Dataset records
=====
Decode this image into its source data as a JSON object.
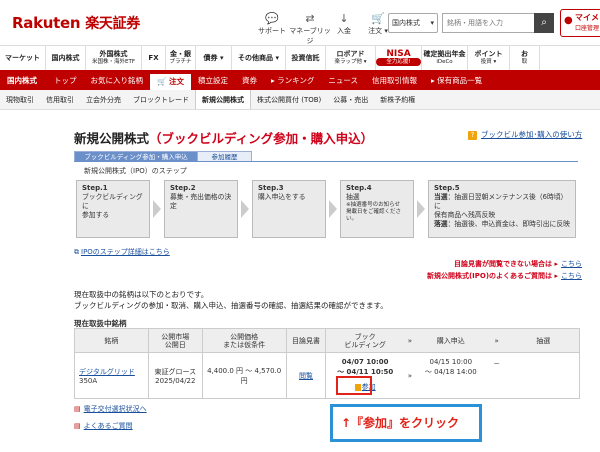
{
  "header": {
    "logo_en": "Rakuten",
    "logo_jp": "楽天証券",
    "icons": [
      {
        "name": "support-icon",
        "glyph": "💬",
        "label": "サポート"
      },
      {
        "name": "money-bridge-icon",
        "glyph": "⇄",
        "label": "マネーブリッジ"
      },
      {
        "name": "deposit-icon",
        "glyph": "↓",
        "label": "入金"
      },
      {
        "name": "cart-icon",
        "glyph": "🛒",
        "label": "注文",
        "suffix": "▾"
      }
    ],
    "market_select": "国内株式",
    "search_placeholder": "銘柄・用語を入力",
    "mypage_label": "マイメ",
    "mypage_sub": "口座管理"
  },
  "category_nav": [
    {
      "label": "マーケット",
      "width": 46
    },
    {
      "label": "国内株式",
      "width": 40
    },
    {
      "label": "外国株式",
      "sub": "米国株・海外ETF",
      "width": 56
    },
    {
      "label": "FX",
      "width": 24
    },
    {
      "label": "金・銀",
      "sub": "プラチナ",
      "width": 30
    },
    {
      "label": "債券",
      "suffix": "▾",
      "width": 36
    },
    {
      "label": "その他商品",
      "suffix": "▾",
      "width": 54
    },
    {
      "label": "投資信託",
      "width": 40
    },
    {
      "label": "ロボアド",
      "sub": "楽ラップ他",
      "suffix": "▾",
      "width": 50
    },
    {
      "label": "NISA",
      "sub": "全力応援!",
      "nisa": true,
      "width": 46
    },
    {
      "label": "確定拠出年金",
      "sub": "iDeCo",
      "width": 46
    },
    {
      "label": "ポイント",
      "sub": "投資",
      "suffix": "▾",
      "width": 42
    },
    {
      "label": "お",
      "sub": "取",
      "width": 30
    }
  ],
  "red_nav": [
    {
      "label": "国内株式",
      "active": false
    },
    {
      "label": "トップ",
      "active": false
    },
    {
      "label": "お気に入り銘柄",
      "active": false
    },
    {
      "label": "🛒 注文",
      "active": true
    },
    {
      "label": "積立設定",
      "active": false
    },
    {
      "label": "資券",
      "active": false
    },
    {
      "label": "▸ ランキング",
      "active": false
    },
    {
      "label": "ニュース",
      "active": false
    },
    {
      "label": "信用取引情報",
      "active": false
    },
    {
      "label": "▸ 保有商品一覧",
      "active": false
    }
  ],
  "gray_nav": [
    {
      "label": "現物取引",
      "active": false
    },
    {
      "label": "信用取引",
      "active": false
    },
    {
      "label": "立会外分売",
      "active": false
    },
    {
      "label": "ブロックトレード",
      "active": false
    },
    {
      "label": "新規公開株式",
      "active": true
    },
    {
      "label": "株式公開買付 (TOB)",
      "active": false
    },
    {
      "label": "公募・売出",
      "active": false
    },
    {
      "label": "新株予約権",
      "active": false
    }
  ],
  "page": {
    "title_black": "新規公開株式",
    "title_red": "（ブックビルディング参加・購入申込）",
    "howto_label": "ブックビル参加･購入の使い方",
    "tabs": [
      {
        "label": "ブックビルディング参加・購入申込",
        "active": true
      },
      {
        "label": "参加履歴",
        "active": false
      }
    ],
    "steps_caption": "新規公開株式（IPO）のステップ",
    "steps": [
      {
        "title": "Step.1",
        "lines": [
          "ブックビルディングに",
          "参加する"
        ]
      },
      {
        "title": "Step.2",
        "lines": [
          "募集・売出価格の決",
          "定"
        ]
      },
      {
        "title": "Step.3",
        "lines": [
          "購入申込をする"
        ]
      },
      {
        "title": "Step.4",
        "lines": [
          "抽選"
        ],
        "small": [
          "※抽選番号のお知らせ",
          "掲載日をご確認ください。"
        ]
      },
      {
        "title": "Step.5",
        "lines": [
          "当選：抽選日翌朝メンテナンス後（6時頃）に",
          "保有商品へ残高反映",
          "落選：抽選後、申込資金は、即時引出に反映"
        ],
        "em_prefixes": [
          "当選",
          "落選"
        ]
      }
    ],
    "step_detail_link": "IPOのステップ詳細はこちら",
    "right_link1_text": "目論見書が閲覧できない場合は",
    "right_link1_link": "こちら",
    "right_link2_text": "新規公開株式(IPO)のよくあるご質問は",
    "right_link2_link": "こちら",
    "intro_line1": "現在取扱中の銘柄は以下のとおりです。",
    "intro_line2": "ブックビルディングの参加・取消、購入申込、抽選番号の確認、抽選結果の確認ができます。",
    "listing_heading": "現在取扱中銘柄",
    "table": {
      "headers": {
        "name": "銘柄",
        "market_1": "公開市場",
        "market_2": "公開日",
        "price_1": "公開価格",
        "price_2": "または仮条件",
        "prospectus": "目論見書",
        "bb_1": "ブック",
        "bb_2": "ビルディング",
        "purchase": "購入申込",
        "lottery": "抽選",
        "arrow": "»"
      },
      "row": {
        "name": "デジタルグリッド",
        "code": "350A",
        "market": "東証グロース",
        "listing_date": "2025/04/22",
        "price": "4,400.0 円 ～ 4,570.0 円",
        "prospectus": "閲覧",
        "bb_start": "04/07 10:00",
        "bb_end": "～ 04/11 10:50",
        "apply_label": "参加",
        "purchase_start": "04/15 10:00",
        "purchase_end": "～ 04/18 14:00",
        "lottery": "－",
        "arrow": "»"
      }
    },
    "ekoufu_link": "電子交付選択状況へ",
    "faq_link": "よくあるご質問",
    "callout": "↑『参加』をクリック"
  },
  "colors": {
    "brand_red": "#bf0000",
    "link_blue": "#1a4f9c",
    "callout_border": "#2b92d8",
    "highlight_red": "#e2231a"
  }
}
=====
Aim of the task: Copy each line of the data above that holds "name".

Answer to this problem:
        "name": "support-icon",
        "name": "money-bridge-icon",
        "name": "deposit-icon",
        "name": "cart-icon",
        "name": "銘柄",
        "name": "デジタルグリッド",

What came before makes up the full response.